## Start Data provided

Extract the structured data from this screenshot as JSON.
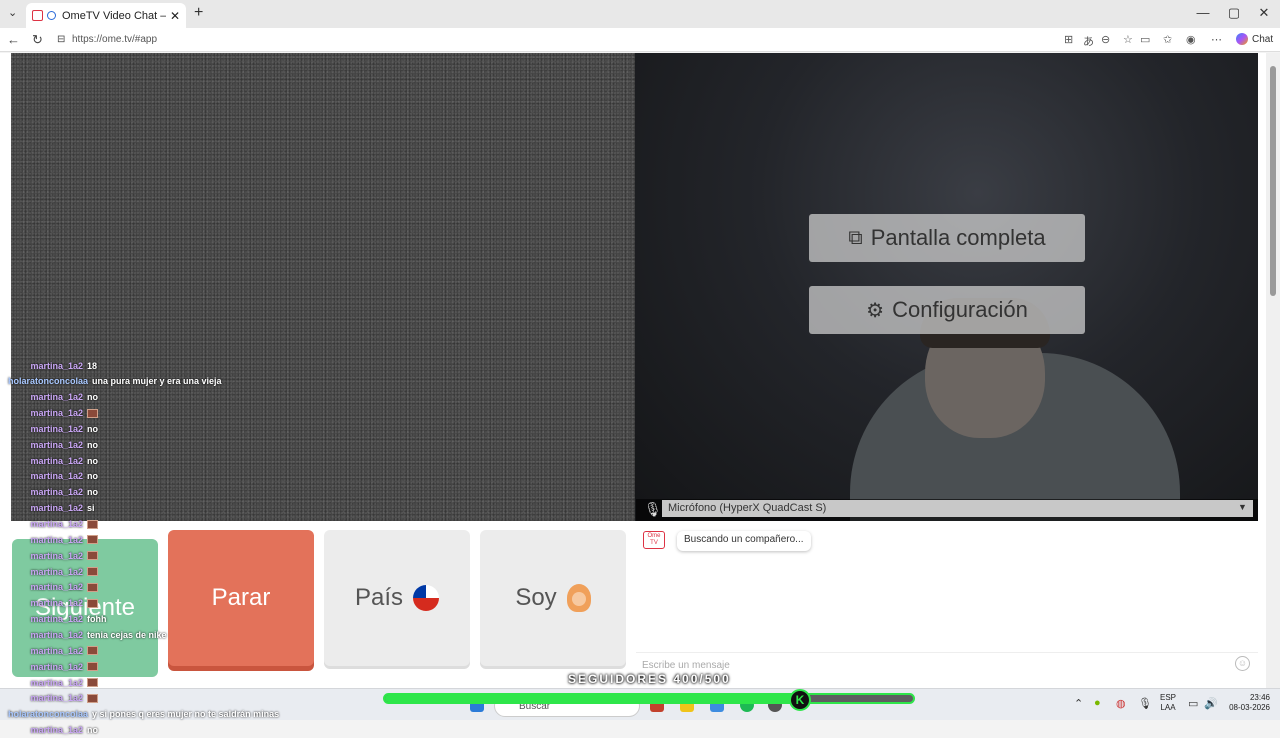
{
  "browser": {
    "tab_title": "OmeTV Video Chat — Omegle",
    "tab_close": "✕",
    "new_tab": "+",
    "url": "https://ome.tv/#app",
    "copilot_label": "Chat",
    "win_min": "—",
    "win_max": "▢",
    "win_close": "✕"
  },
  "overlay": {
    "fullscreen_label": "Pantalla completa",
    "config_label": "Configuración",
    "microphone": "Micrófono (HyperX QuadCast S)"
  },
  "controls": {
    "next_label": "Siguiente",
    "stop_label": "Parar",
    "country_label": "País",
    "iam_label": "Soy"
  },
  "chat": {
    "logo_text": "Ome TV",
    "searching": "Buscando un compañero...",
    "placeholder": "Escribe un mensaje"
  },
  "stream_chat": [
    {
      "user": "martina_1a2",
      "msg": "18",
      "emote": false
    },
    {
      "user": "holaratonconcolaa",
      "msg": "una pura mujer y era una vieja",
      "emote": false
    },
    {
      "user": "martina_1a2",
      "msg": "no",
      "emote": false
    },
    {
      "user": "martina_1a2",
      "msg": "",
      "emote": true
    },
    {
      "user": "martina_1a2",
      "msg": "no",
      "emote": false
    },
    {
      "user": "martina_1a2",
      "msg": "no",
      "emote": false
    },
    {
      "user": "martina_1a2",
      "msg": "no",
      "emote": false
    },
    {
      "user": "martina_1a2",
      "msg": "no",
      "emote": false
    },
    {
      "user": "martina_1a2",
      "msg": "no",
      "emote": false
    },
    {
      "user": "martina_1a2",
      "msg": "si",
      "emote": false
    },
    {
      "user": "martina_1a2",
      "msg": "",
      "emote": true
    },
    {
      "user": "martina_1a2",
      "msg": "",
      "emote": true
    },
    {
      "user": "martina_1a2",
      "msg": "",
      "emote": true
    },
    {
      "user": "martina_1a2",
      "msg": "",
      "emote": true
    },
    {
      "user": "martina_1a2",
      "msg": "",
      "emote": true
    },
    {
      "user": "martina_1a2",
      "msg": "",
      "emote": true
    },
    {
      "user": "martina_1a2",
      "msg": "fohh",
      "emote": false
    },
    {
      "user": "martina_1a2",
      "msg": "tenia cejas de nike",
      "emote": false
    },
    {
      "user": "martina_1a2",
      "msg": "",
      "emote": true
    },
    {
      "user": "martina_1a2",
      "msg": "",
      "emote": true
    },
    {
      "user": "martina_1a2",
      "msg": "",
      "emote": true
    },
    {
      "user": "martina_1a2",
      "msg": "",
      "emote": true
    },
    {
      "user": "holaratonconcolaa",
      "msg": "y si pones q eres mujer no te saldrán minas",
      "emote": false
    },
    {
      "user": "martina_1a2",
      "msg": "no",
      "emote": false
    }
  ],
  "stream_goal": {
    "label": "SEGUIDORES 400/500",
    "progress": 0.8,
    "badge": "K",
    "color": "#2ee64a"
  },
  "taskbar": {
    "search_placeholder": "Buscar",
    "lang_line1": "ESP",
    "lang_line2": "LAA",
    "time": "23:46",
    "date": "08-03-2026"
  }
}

## End Data provided

Requirement: In your copy of the listing above, reproduce each line exactly and omit all pictures.

Correct answer:
Extract the structured data from this screenshot as JSON.
{
  "browser": {
    "tab_title": "OmeTV Video Chat — Omegle",
    "tab_close": "✕",
    "new_tab": "+",
    "url": "https://ome.tv/#app",
    "copilot_label": "Chat",
    "win_min": "—",
    "win_max": "▢",
    "win_close": "✕"
  },
  "overlay": {
    "fullscreen_label": "Pantalla completa",
    "config_label": "Configuración",
    "microphone": "Micrófono (HyperX QuadCast S)"
  },
  "controls": {
    "next_label": "Siguiente",
    "stop_label": "Parar",
    "country_label": "País",
    "iam_label": "Soy"
  },
  "chat": {
    "logo_text": "Ome TV",
    "searching": "Buscando un compañero...",
    "placeholder": "Escribe un mensaje"
  },
  "stream_chat": [
    {
      "user": "martina_1a2",
      "msg": "18",
      "emote": false
    },
    {
      "user": "holaratonconcolaa",
      "msg": "una pura mujer y era una vieja",
      "emote": false
    },
    {
      "user": "martina_1a2",
      "msg": "no",
      "emote": false
    },
    {
      "user": "martina_1a2",
      "msg": "",
      "emote": true
    },
    {
      "user": "martina_1a2",
      "msg": "no",
      "emote": false
    },
    {
      "user": "martina_1a2",
      "msg": "no",
      "emote": false
    },
    {
      "user": "martina_1a2",
      "msg": "no",
      "emote": false
    },
    {
      "user": "martina_1a2",
      "msg": "no",
      "emote": false
    },
    {
      "user": "martina_1a2",
      "msg": "no",
      "emote": false
    },
    {
      "user": "martina_1a2",
      "msg": "si",
      "emote": false
    },
    {
      "user": "martina_1a2",
      "msg": "",
      "emote": true
    },
    {
      "user": "martina_1a2",
      "msg": "",
      "emote": true
    },
    {
      "user": "martina_1a2",
      "msg": "",
      "emote": true
    },
    {
      "user": "martina_1a2",
      "msg": "",
      "emote": true
    },
    {
      "user": "martina_1a2",
      "msg": "",
      "emote": true
    },
    {
      "user": "martina_1a2",
      "msg": "",
      "emote": true
    },
    {
      "user": "martina_1a2",
      "msg": "fohh",
      "emote": false
    },
    {
      "user": "martina_1a2",
      "msg": "tenia cejas de nike",
      "emote": false
    },
    {
      "user": "martina_1a2",
      "msg": "",
      "emote": true
    },
    {
      "user": "martina_1a2",
      "msg": "",
      "emote": true
    },
    {
      "user": "martina_1a2",
      "msg": "",
      "emote": true
    },
    {
      "user": "martina_1a2",
      "msg": "",
      "emote": true
    },
    {
      "user": "holaratonconcolaa",
      "msg": "y si pones q eres mujer no te saldrán minas",
      "emote": false
    },
    {
      "user": "martina_1a2",
      "msg": "no",
      "emote": false
    }
  ],
  "stream_goal": {
    "label": "SEGUIDORES 400/500",
    "progress": 0.8,
    "badge": "K",
    "color": "#2ee64a"
  },
  "taskbar": {
    "search_placeholder": "Buscar",
    "lang_line1": "ESP",
    "lang_line2": "LAA",
    "time": "23:46",
    "date": "08-03-2026"
  }
}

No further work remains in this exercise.